Excerpted text -
☆ ☆ ☆

Saturday, August 21, 2010

Investment: The Risk of Investing in ETFs in Singapore

In one of my previous blog entries, I had mentioned about the risk of investing in Exchange Traded Funds (ETFs).  At that time, the major risk mentioned was the counter party risk, as some of the ETFs don't hold the real underlining stocks.  Instead, they only hold derivatives of the underlining stocks.  If a counter party defaults, or fails, then there is a risk to the ETF.

The risk I am talking about today is about the specific risk of investing in ETFs in Singapore.  In the past few years, SGX had introduced quite a number of ETFs tracking different markets to Singapore investors.  This is for sure, a good thing.  Investors have more choices and options available to them.  However, you must remember Singapore is a small country with a small population.  The popularity of ETFs is catching up, but the volume may not be there.  For some of the more popular ETFs, such as STI ETF, the trading volume is still ok.  At least there are a few thousand shares changing hands each day.  However, for some less popular ETFs, this may not be the case.  Some ETFs may have 0 volume for a few days!  For example, the db XT MSCI Emerging Market ETF 10, has 0 volume for almost a week.  In other words, the counter is illiquid.  Investors holding such ETFs will suffer substantial losses if there is a sudden drop in the ETF and there is little volume in the market.

☆ ☆ ☆

Goal of the exercise -
In the post on ETF risk in Singapore, rewrite the passage between "Saturday, August 21, 2010" and "to the ETF.", inclusive, with "counter party" replaced by "counterparty" wherever it occurs.

Extracted data -
☆ ☆ ☆

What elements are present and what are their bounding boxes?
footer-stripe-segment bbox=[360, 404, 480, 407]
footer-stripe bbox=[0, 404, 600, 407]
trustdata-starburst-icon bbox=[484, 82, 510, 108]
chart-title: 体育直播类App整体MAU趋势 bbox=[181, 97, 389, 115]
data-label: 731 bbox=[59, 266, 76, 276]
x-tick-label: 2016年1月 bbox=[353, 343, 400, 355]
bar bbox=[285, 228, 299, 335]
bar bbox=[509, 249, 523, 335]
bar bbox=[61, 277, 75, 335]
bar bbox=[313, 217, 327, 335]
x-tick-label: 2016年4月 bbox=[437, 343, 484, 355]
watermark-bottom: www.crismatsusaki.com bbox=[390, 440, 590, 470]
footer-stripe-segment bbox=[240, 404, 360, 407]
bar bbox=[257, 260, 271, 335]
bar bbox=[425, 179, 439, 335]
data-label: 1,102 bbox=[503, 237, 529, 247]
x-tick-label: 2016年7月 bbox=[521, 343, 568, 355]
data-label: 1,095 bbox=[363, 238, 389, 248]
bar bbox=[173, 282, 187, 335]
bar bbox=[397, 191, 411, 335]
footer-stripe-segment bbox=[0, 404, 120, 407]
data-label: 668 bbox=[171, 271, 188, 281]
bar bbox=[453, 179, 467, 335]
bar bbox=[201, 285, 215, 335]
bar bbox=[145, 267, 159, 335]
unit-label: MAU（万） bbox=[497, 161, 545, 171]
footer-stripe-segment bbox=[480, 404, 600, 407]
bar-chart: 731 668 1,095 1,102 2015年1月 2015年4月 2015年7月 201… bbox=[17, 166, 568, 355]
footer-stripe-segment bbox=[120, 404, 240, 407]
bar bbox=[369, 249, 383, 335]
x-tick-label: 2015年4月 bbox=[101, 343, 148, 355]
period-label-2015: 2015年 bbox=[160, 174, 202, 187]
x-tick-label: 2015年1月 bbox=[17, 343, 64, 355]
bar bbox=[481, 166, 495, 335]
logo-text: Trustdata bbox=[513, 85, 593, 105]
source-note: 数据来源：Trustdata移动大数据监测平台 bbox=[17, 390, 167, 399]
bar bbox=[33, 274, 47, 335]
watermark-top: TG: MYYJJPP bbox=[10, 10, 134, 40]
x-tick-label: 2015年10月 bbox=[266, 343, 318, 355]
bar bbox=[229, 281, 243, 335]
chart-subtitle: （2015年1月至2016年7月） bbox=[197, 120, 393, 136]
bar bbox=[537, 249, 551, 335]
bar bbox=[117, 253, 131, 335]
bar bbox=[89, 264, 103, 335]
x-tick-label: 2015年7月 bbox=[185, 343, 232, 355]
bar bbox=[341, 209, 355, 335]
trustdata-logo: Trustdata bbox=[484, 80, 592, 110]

☆ ☆ ☆

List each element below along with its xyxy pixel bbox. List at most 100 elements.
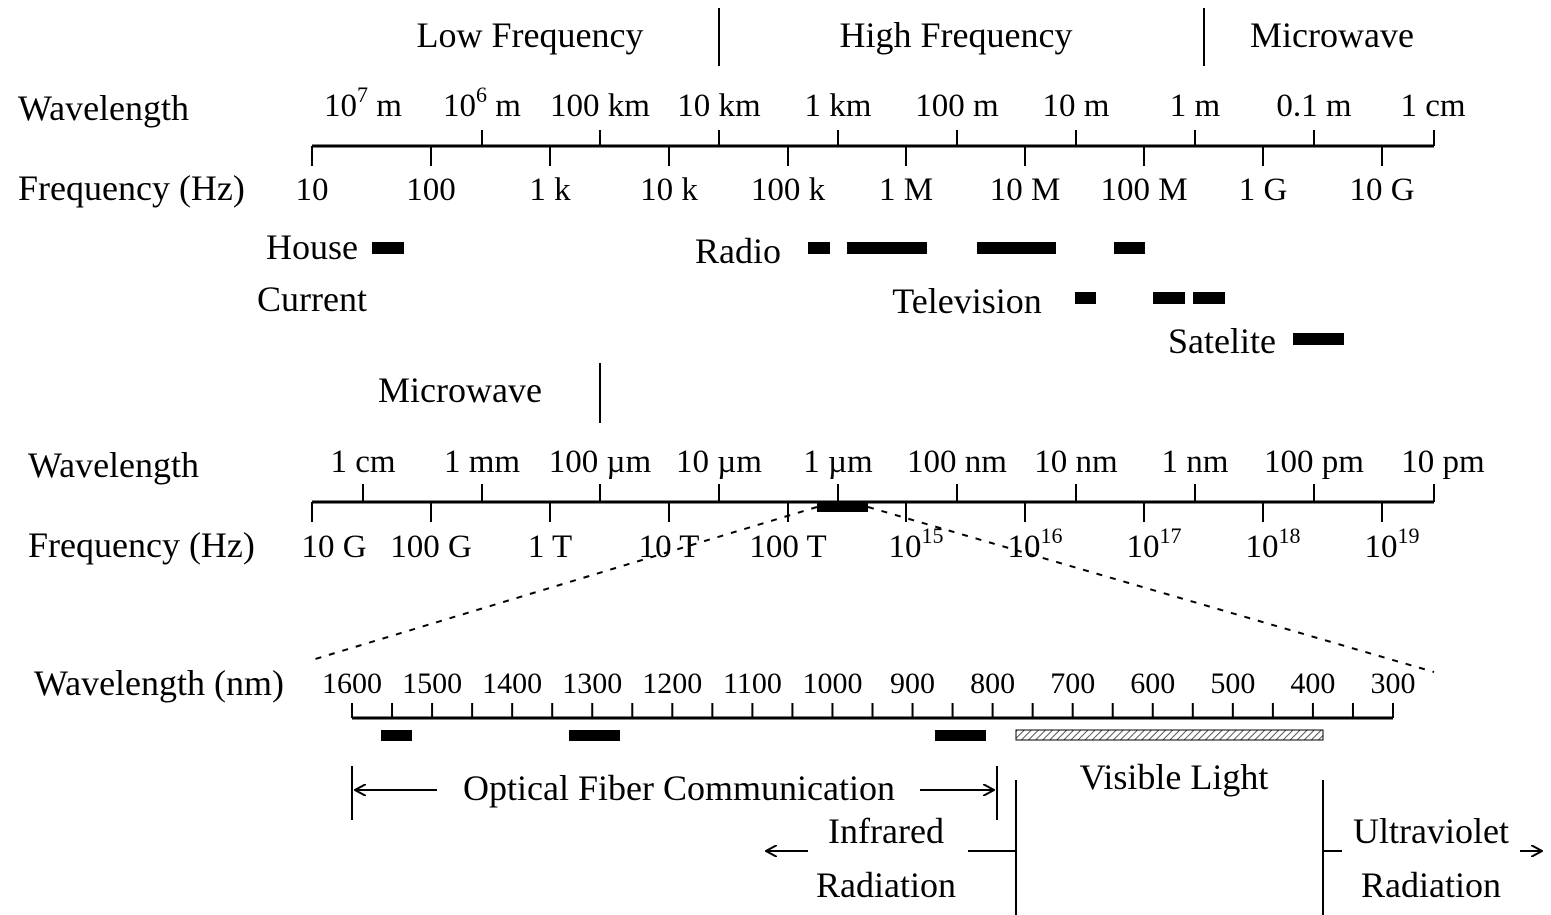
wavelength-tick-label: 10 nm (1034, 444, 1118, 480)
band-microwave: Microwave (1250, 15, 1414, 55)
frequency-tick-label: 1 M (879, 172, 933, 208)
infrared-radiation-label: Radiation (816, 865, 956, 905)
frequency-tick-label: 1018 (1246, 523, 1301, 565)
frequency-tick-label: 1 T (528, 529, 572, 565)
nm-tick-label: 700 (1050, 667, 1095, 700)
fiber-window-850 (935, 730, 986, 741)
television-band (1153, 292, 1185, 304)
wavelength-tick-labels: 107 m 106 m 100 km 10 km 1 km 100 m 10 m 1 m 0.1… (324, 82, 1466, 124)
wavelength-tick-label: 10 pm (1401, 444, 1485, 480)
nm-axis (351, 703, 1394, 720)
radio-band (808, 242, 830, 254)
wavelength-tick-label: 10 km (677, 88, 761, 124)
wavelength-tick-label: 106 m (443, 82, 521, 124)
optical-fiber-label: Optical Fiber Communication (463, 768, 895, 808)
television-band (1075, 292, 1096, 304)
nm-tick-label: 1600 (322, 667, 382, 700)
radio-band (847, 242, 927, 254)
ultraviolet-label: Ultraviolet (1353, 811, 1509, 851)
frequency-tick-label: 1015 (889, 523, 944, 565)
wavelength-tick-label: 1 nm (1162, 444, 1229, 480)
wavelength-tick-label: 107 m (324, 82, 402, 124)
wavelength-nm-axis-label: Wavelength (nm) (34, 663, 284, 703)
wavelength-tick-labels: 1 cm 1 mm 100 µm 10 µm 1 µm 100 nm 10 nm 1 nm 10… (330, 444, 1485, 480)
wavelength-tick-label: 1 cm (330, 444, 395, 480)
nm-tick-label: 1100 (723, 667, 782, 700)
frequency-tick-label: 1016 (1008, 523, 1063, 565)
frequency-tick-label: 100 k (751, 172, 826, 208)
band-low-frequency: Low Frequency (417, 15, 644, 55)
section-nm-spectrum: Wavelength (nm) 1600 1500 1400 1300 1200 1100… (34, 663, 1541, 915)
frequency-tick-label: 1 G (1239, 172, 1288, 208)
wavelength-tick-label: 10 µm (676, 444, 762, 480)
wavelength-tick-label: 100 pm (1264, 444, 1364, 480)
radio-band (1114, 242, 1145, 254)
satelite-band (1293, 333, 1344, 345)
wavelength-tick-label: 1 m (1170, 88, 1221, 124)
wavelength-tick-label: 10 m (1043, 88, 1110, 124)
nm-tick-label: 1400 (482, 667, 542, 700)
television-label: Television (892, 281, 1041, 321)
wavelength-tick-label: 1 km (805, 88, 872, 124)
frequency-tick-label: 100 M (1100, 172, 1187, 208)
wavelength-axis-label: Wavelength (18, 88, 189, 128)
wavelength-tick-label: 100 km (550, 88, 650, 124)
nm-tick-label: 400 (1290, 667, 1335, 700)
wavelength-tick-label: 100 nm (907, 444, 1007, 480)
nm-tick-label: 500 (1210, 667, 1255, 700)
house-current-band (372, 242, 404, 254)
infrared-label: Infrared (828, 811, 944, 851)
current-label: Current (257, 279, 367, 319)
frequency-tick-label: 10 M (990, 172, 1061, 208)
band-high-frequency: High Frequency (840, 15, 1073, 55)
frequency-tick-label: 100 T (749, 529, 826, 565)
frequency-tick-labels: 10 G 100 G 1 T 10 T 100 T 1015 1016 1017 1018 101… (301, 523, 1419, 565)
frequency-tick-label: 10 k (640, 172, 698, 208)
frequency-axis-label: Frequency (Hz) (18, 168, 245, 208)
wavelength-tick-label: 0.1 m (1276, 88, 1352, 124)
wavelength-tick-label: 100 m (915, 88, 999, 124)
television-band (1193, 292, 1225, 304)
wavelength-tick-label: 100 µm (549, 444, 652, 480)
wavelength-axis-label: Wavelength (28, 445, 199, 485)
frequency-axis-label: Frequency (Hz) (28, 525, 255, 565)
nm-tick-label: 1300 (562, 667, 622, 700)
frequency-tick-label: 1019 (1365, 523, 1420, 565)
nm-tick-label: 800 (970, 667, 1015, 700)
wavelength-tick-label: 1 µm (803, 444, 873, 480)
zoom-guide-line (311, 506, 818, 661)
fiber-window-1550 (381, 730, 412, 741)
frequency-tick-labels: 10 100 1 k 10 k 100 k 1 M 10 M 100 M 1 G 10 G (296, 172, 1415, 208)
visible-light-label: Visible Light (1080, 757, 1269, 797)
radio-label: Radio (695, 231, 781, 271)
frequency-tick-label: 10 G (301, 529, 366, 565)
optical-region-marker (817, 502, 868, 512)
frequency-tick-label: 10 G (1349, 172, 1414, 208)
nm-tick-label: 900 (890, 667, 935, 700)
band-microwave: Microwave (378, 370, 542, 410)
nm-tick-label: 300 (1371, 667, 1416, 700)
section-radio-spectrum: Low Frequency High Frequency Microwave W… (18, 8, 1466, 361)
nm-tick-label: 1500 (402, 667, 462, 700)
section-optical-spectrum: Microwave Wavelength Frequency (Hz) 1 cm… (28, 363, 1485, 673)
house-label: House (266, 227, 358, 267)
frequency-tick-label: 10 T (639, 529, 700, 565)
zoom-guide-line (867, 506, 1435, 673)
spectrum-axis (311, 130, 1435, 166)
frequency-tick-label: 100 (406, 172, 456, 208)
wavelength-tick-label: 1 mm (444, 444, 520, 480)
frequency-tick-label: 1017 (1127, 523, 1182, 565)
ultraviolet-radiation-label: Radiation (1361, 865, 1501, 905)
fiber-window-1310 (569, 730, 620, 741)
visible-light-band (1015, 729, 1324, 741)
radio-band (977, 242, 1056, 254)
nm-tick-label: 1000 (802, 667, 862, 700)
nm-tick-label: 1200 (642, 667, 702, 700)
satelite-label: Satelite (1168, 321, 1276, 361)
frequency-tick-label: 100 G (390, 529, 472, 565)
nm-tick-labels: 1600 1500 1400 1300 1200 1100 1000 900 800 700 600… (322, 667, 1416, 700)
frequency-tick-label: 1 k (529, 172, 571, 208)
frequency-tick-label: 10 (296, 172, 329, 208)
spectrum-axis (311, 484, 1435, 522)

☆ ☆ ☆

Result -
Saturday, August 21, 2010

Investment: The Risk of Investing in ETFs in Singapore

In one of my previous blog entries, I had mentioned about the risk of investing in Exchange Traded Funds (ETFs).  At that time, the major risk mentioned was the counterparty risk, as some of the ETFs don't hold the real underlining stocks.  Instead, they only hold derivatives of the underlining stocks.  If a counterparty defaults, or fails, then there is a risk to the ETF.